TASK STATEMENT - Look through the records below and collect all lines that hold the string "Publication".

Start SUPPLIED MATERIAL

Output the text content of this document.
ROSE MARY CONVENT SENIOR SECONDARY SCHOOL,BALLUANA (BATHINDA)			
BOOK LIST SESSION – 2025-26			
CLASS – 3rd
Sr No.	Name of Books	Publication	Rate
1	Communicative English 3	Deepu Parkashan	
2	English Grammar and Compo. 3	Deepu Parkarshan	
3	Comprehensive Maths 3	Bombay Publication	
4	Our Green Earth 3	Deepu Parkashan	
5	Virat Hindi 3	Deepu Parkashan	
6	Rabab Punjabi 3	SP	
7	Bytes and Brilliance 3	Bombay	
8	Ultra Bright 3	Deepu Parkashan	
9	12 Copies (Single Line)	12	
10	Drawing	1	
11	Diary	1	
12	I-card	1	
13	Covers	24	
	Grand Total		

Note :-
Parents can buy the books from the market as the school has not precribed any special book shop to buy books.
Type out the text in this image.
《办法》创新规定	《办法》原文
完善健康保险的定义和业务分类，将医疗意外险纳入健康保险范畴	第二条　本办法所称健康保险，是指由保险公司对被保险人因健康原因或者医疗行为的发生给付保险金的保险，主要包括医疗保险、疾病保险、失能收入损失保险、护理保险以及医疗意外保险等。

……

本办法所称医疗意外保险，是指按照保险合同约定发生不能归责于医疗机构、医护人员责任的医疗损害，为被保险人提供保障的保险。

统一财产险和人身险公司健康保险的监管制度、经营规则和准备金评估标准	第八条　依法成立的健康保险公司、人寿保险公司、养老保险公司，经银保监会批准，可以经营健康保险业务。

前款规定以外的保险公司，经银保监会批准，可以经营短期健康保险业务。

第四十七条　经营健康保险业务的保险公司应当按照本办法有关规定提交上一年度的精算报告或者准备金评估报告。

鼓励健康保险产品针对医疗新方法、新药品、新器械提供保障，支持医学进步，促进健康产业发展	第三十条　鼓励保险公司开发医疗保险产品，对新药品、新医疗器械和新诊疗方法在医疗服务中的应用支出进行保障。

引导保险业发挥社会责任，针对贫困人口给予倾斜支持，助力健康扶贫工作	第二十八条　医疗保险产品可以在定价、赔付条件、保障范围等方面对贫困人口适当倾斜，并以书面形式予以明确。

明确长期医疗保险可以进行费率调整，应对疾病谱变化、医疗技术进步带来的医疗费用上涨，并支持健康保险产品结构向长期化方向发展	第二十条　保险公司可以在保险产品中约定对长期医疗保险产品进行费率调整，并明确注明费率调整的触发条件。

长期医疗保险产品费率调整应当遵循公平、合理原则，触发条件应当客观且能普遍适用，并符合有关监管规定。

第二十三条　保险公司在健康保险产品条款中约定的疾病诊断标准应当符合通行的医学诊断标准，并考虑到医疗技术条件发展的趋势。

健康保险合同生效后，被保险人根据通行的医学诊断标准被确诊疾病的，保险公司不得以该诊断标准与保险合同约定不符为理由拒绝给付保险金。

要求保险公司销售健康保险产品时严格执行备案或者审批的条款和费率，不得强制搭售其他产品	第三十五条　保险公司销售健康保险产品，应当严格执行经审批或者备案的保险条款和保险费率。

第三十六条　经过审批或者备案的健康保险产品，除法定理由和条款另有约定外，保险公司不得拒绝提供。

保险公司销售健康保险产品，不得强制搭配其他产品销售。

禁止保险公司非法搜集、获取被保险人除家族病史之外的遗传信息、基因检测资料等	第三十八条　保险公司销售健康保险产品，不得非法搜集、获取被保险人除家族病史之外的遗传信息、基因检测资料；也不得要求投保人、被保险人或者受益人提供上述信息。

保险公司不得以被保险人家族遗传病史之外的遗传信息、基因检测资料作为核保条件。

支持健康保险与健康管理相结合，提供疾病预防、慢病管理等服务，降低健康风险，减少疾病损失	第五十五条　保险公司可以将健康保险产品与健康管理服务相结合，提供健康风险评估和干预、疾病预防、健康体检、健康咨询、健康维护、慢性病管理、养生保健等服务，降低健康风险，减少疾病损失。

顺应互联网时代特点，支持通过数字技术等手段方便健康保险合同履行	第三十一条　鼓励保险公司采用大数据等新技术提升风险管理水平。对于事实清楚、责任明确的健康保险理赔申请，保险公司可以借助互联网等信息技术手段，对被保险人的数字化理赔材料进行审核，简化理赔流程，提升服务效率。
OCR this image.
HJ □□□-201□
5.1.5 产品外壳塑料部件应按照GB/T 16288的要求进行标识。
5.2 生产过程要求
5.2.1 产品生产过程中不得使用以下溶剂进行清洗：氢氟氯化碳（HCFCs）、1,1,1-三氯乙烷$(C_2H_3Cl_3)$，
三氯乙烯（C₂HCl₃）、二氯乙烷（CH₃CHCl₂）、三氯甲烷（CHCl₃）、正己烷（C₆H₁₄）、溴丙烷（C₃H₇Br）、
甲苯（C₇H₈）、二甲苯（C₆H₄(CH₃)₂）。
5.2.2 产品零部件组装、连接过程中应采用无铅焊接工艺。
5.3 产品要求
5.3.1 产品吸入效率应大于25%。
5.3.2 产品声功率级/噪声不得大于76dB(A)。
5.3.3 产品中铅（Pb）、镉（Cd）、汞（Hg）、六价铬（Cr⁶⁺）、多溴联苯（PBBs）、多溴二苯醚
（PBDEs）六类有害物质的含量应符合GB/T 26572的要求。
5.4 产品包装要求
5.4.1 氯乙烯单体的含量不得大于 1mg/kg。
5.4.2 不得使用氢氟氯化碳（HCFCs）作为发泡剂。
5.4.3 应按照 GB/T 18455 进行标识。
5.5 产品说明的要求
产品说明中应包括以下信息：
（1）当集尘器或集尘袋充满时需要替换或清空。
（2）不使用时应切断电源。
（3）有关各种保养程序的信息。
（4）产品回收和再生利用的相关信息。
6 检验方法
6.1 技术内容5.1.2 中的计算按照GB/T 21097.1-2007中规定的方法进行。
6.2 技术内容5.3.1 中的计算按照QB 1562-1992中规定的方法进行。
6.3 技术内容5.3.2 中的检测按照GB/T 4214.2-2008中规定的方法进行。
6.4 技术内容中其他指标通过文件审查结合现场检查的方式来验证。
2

End SUPPLIED MATERIAL

FINAL RESULT -
Sr No.	Name of Books	Publication	Rate
3	Comprehensive Maths 3	Bombay Publication	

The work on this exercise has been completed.